**The problem**: Below are the records. List every line holding the word "butecodomineiro".
==================================================
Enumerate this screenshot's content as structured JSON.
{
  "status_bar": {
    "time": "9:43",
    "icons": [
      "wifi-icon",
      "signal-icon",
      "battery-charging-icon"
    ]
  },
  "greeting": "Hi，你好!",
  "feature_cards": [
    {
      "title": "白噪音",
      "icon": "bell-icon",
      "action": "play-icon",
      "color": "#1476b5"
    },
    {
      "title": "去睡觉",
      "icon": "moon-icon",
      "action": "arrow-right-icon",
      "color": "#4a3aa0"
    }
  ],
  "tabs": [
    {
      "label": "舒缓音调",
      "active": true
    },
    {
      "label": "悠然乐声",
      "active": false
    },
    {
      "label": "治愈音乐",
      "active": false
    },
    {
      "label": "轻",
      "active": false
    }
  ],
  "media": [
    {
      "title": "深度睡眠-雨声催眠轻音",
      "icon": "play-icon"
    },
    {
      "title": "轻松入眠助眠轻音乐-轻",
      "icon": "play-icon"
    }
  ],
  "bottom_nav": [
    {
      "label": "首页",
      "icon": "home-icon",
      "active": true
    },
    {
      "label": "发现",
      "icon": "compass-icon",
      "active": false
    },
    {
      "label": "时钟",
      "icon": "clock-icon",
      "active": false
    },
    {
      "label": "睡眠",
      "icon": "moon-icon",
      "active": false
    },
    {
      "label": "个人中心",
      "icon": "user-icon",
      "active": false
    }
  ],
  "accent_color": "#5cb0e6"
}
==================================================
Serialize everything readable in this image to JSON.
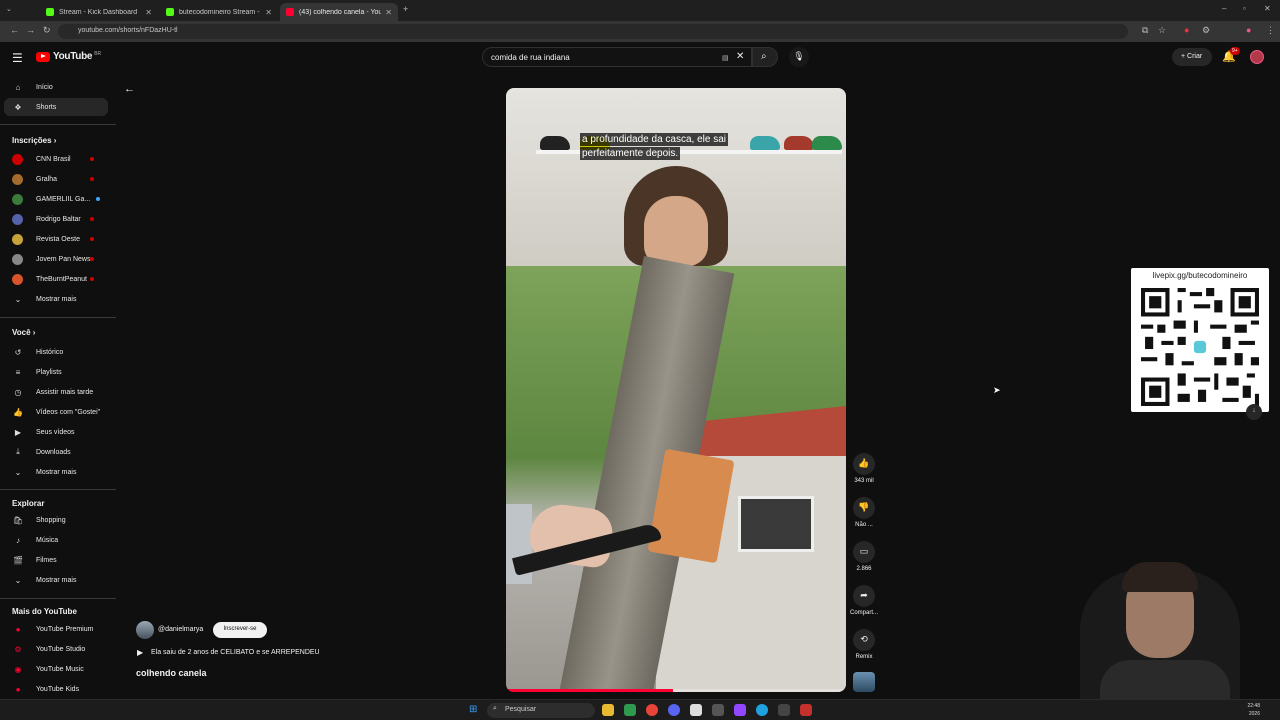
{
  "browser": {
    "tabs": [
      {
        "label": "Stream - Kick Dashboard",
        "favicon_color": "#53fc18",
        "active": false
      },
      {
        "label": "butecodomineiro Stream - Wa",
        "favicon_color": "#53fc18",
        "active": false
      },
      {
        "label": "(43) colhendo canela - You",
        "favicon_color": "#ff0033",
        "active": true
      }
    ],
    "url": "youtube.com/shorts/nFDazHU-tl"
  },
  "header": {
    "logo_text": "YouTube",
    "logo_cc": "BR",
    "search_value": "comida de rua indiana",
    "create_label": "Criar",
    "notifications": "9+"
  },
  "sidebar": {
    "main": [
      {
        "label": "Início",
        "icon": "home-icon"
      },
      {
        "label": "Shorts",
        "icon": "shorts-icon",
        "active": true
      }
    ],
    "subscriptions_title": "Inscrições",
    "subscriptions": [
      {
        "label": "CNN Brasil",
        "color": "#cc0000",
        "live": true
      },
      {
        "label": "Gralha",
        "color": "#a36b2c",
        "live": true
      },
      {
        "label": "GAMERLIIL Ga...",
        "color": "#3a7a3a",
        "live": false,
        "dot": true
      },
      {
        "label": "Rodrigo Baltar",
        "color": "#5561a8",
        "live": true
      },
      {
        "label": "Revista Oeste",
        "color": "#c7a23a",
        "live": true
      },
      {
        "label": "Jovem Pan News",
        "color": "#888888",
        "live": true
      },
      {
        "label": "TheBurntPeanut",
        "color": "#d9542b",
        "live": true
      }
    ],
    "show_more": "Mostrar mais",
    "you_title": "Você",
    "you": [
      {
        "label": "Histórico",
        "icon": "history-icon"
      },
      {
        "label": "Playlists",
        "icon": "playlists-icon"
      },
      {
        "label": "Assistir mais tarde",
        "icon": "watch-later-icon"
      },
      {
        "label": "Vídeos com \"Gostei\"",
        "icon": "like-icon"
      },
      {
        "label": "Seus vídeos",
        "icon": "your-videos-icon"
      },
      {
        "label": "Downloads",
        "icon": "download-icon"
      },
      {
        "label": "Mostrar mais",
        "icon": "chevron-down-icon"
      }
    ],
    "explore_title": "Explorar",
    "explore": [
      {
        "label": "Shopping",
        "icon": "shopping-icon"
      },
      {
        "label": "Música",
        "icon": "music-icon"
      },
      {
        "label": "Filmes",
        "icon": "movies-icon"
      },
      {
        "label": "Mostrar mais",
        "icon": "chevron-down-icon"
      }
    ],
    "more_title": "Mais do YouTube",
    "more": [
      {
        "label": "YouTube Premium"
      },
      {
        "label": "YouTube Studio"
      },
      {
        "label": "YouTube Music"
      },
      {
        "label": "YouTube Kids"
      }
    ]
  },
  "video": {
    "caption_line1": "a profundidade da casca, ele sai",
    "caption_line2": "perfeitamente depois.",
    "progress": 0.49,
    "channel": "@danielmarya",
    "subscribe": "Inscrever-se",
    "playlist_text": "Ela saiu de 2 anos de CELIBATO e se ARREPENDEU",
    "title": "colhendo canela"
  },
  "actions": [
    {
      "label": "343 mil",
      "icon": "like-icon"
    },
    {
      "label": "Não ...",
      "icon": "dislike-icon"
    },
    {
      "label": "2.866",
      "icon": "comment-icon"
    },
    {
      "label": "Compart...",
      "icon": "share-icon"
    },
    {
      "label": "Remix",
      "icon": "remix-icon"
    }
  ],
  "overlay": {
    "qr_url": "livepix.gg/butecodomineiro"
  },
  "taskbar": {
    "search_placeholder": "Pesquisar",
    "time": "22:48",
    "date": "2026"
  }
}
==================================================
**Full response**:
        "label": "butecodomineiro Stream - Wa",
    "qr_url": "livepix.gg/butecodomineiro"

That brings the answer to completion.